##### Document text

Pioneer Resources v. DR Johnson Lumber

Decision Date24 April 2003
Citation187 Or. App. 341,68 P.3d 233
PartiesPIONEER RESOURCES, LLC, an Oregon limited liability company; and Frontier Resources, LLC, an Oregon limited liability company, Respondents, v. D.R. JOHNSON LUMBER COMPANY, an Oregon corporation; Rudio Mtn. Limited Partnership, an Oregon limited partnership, Appellants, and United States National Bank of Oregon, Defendant.
CourtOregon Court of Appeals

Ridgway K. Foley, Jr., Portland, argued the cause for appellants. With him on the briefs was Greene & Markley, P.C.

Gary M. Bullock, Portland, argued the cause for respondents. With him on the brief were Tonya Kowalski and Bullock and Regier, P.C.

Before HASELTON, Presiding Judge, and LINDER and WOLLHEIM, Judges.

HASELTON, P.J.

##########
##### Given information

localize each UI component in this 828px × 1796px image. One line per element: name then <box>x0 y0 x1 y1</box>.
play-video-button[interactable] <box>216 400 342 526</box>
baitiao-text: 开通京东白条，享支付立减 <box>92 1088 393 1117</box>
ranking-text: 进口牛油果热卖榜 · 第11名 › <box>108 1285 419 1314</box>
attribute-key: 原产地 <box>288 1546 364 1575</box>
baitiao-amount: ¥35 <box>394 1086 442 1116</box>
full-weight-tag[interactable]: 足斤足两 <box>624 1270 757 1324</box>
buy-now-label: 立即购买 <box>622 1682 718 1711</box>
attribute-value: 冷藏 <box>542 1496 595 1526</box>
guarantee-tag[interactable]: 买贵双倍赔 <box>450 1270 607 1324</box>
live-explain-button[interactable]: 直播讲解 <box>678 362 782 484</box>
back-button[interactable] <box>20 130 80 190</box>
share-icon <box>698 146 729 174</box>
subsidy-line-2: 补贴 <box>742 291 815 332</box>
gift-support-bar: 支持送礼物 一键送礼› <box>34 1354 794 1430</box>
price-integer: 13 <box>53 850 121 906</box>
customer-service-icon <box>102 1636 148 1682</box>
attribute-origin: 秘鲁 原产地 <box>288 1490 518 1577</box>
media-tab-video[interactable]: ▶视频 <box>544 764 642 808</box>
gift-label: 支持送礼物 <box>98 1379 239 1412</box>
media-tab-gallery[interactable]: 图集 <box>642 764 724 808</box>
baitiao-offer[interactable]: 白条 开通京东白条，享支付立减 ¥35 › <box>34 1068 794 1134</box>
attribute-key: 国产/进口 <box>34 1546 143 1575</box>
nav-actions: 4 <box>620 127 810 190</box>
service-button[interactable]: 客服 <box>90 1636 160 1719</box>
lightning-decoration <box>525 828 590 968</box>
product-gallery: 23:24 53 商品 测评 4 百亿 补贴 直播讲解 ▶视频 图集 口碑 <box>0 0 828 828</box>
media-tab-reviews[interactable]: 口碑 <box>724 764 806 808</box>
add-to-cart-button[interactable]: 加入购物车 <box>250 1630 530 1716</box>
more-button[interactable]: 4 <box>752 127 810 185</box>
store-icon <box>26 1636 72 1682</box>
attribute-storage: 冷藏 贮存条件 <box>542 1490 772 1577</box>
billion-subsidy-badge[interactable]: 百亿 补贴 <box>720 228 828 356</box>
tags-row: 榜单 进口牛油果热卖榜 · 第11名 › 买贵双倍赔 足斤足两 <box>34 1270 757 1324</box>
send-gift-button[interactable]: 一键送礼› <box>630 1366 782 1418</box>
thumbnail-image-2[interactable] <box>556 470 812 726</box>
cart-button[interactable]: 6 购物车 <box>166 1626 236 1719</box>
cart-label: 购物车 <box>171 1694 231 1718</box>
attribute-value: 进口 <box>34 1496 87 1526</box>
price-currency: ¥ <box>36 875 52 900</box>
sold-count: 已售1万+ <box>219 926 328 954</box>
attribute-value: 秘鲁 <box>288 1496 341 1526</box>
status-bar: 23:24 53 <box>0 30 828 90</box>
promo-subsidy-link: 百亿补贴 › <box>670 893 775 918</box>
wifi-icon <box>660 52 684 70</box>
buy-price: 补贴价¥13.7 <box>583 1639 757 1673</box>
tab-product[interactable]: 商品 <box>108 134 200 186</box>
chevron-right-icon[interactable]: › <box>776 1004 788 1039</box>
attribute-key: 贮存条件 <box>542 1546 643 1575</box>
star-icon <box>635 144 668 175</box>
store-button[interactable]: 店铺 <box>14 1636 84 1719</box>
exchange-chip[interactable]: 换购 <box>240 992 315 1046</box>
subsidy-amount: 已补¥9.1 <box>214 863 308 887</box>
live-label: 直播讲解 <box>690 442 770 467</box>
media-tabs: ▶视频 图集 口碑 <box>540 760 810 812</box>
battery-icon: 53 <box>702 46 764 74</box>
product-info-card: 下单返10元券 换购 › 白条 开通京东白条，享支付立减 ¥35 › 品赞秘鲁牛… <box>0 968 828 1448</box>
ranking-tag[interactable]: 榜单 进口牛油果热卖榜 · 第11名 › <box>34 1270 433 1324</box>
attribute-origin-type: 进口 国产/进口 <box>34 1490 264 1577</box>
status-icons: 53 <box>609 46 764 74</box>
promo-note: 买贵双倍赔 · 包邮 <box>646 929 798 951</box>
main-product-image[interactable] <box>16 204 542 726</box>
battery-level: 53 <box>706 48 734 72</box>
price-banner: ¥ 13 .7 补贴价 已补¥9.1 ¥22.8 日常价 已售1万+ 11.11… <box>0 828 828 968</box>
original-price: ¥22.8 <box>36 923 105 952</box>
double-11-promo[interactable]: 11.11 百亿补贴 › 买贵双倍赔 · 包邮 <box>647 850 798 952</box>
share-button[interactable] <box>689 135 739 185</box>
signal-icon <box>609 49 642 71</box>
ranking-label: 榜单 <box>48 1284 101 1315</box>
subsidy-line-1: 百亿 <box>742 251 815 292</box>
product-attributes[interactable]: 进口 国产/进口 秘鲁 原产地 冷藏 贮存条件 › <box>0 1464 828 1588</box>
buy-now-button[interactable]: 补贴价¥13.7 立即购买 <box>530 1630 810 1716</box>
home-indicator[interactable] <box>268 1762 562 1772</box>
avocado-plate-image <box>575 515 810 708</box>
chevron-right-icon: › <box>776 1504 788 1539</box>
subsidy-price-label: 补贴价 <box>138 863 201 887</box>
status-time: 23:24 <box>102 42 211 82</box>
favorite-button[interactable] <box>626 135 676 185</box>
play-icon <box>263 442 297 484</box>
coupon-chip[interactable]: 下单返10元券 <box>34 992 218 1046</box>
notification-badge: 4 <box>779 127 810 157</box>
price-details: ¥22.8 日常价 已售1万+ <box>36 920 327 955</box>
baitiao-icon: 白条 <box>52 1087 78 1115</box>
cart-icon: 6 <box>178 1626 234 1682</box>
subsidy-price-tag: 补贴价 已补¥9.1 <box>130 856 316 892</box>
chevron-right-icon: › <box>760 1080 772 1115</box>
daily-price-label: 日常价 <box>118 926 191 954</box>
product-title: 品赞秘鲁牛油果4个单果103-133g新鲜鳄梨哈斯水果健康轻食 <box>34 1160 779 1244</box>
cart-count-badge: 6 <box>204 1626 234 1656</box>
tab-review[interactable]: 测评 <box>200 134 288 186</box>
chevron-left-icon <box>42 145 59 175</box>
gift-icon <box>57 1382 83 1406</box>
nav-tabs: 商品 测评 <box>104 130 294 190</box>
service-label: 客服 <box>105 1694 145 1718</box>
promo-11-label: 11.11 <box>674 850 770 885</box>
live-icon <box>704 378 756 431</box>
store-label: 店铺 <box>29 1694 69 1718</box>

##########
##### Given information

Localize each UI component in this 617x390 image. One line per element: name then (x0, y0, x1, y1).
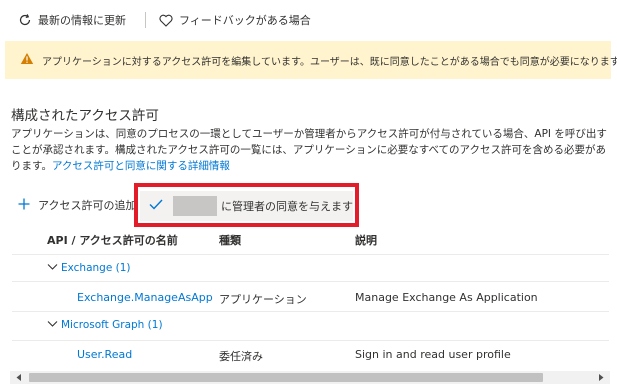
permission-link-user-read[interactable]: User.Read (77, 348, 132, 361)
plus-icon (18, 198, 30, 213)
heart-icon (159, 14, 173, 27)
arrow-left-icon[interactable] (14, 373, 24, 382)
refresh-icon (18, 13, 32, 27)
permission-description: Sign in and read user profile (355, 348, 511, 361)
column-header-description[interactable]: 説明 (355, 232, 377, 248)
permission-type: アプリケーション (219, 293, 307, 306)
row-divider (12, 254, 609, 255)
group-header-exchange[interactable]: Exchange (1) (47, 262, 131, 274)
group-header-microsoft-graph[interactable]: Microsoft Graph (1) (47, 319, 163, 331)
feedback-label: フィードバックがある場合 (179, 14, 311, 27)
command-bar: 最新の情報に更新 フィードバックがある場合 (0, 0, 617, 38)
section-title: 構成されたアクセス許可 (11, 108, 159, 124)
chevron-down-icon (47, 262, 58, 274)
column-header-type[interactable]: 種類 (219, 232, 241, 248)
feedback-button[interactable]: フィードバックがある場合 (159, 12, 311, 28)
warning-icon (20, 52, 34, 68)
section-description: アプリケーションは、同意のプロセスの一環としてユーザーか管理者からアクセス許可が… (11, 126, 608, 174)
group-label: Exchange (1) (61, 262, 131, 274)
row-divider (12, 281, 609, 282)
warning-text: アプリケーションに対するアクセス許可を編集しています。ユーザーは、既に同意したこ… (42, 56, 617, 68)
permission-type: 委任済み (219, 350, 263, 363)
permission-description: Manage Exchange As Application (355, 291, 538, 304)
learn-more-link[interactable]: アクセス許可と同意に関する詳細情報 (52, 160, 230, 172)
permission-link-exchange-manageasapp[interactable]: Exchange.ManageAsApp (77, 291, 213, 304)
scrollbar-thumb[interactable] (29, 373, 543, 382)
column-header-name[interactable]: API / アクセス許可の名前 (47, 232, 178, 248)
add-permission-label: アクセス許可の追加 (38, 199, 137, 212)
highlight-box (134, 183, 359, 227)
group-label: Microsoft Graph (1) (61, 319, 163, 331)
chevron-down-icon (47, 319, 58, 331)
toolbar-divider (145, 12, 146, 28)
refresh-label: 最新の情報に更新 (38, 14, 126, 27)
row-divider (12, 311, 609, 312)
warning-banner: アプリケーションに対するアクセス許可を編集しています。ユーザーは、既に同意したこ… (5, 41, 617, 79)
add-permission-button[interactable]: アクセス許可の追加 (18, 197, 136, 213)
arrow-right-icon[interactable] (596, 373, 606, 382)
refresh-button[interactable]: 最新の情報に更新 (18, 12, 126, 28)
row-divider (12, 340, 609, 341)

##########
##### Given information

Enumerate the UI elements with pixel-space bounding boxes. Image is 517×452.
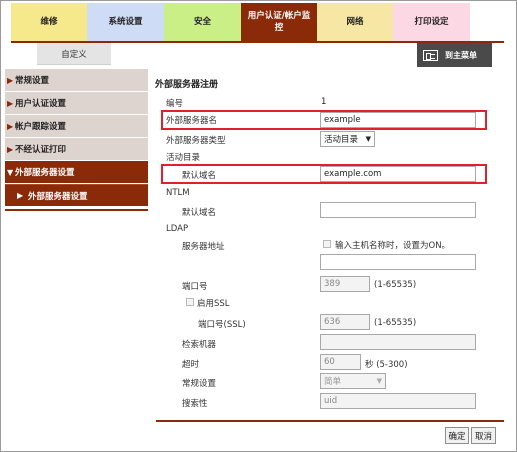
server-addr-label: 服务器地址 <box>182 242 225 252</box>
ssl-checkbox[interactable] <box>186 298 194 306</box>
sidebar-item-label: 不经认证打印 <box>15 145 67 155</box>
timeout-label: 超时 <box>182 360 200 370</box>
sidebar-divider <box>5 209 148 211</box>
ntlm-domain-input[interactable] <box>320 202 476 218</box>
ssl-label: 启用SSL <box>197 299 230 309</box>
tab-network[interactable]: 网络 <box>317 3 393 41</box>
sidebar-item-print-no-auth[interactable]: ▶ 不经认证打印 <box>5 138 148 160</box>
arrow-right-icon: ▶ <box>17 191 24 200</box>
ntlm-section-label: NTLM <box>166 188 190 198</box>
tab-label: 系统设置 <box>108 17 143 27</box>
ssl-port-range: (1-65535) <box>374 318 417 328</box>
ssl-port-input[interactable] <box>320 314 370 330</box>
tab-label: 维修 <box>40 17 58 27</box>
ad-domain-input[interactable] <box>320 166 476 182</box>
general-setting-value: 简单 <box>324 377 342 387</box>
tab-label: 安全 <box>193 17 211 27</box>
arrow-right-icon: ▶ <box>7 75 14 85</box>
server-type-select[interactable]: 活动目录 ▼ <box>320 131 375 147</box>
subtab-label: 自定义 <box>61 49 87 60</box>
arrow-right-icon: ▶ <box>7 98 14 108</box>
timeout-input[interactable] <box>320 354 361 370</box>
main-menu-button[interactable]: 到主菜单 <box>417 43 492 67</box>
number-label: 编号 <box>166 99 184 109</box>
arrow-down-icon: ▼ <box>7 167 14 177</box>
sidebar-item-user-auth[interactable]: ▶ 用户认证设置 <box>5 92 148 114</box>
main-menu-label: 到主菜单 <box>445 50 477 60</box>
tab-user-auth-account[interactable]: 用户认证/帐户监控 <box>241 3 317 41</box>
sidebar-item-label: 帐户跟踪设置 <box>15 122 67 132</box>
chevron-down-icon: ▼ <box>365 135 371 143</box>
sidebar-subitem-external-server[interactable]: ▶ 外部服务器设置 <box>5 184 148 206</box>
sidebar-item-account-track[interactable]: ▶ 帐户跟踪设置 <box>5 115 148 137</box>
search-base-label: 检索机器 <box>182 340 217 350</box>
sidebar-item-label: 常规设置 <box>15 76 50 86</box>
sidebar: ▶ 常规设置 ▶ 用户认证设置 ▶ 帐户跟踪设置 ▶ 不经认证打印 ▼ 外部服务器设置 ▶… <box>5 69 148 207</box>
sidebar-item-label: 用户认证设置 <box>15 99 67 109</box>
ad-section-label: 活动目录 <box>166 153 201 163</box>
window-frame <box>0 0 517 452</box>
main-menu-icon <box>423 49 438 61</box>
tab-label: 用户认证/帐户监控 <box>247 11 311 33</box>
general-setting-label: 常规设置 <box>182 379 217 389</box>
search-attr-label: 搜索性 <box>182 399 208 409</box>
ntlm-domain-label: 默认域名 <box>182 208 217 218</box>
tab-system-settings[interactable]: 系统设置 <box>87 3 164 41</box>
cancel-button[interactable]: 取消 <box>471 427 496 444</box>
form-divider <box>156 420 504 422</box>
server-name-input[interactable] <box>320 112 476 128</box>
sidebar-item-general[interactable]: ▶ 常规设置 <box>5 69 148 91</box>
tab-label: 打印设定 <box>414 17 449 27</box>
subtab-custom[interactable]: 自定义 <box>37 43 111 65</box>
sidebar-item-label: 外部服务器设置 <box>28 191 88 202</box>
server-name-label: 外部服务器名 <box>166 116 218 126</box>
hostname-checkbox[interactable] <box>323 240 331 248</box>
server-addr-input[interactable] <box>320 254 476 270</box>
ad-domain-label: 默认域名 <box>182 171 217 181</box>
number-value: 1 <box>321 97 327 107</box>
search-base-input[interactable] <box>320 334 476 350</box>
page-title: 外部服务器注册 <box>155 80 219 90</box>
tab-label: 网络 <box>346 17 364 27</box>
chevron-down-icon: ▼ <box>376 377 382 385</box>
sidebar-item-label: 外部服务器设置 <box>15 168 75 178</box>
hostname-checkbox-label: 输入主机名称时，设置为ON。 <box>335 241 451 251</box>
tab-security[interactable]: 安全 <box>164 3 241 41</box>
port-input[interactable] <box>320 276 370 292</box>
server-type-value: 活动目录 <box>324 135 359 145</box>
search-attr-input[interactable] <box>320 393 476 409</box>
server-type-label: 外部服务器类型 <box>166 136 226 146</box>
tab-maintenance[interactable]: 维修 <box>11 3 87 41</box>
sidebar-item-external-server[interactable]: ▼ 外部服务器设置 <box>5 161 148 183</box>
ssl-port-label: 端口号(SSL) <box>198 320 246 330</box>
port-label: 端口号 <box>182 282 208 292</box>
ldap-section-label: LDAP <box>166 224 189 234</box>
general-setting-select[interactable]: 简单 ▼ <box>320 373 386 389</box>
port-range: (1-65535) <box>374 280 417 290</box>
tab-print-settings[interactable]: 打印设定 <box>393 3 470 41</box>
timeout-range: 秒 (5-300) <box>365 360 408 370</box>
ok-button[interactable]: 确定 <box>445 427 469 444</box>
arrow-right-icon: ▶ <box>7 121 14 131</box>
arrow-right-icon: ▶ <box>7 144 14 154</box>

##########

### Written tasks:
a) Transcribe the stretch of the Pioneer Resources v. D.R. Johnson Lumber decision text from "Decision Date24 April" through "HASELTON, P.J.".
b) In the Pioneer Resources v. D.R. Johnson Lumber decision text, who argued the cause for the respondents?
c) Resume the Pioneer Resources v. D.R. Johnson Lumber decision text after its final line, "HASELTON, P.J."

### Responses to the tasks:
a)
Decision Date24 April 2003
Citation187 Or. App. 341,68 P.3d 233
PartiesPIONEER RESOURCES, LLC, an Oregon limited liability company; and Frontier Resources, LLC, an Oregon limited liability company, Respondents, v. D.R. JOHNSON LUMBER COMPANY, an Oregon corporation; Rudio Mtn. Limited Partnership, an Oregon limited partnership, Appellants, and United States National Bank of Oregon, Defendant.
CourtOregon Court of Appeals

Ridgway K. Foley, Jr., Portland, argued the cause for appellants. With him on the briefs was Greene & Markley, P.C.

Gary M. Bullock, Portland, argued the cause for respondents. With him on the brief were Tonya Kowalski and Bullock and Regier, P.C.

Before HASELTON, Presiding Judge, and LINDER and WOLLHEIM, Judges.

HASELTON, P.J.

b) Gary M. Bullock, of Portland.

c)
Defendant D.R. Johnson Lumber Company ("D. R. Johnson") appeals from a judgment in favor of plaintiff Pioneer Resources, LLC ("Pioneer"), that reformed the parties' timber sale contract, ordered defendant to reconvey certain property to plaintiff, and awarded plaintiff damages of approximately $2 million for timber trespass and other losses resulting from defendant's alleged wrongful acquisition of the property.1 Defendant assigns error to the trial court's grant of reformation and award of damages, arguing, inter alia, that the parties' release agreement (Mutual Release) bars plaintiff's claims, and, in the alternative, that plaintiff failed to prove the elements of reformation. As discussed below, we conclude that the parties' mutual Mutual Release does not bar relief. We further conclude that the parties' antecedent agreement with respect to the property to be conveyed is the property description of the "Timberland Sale Term Sheet." Finally, we conclude that plaintiff proved all elements of reformation—and, particularly, that plaintiff's failure to review certain documents pertaining to the underlying transactions was not grossly negligent. Consequently, we affirm.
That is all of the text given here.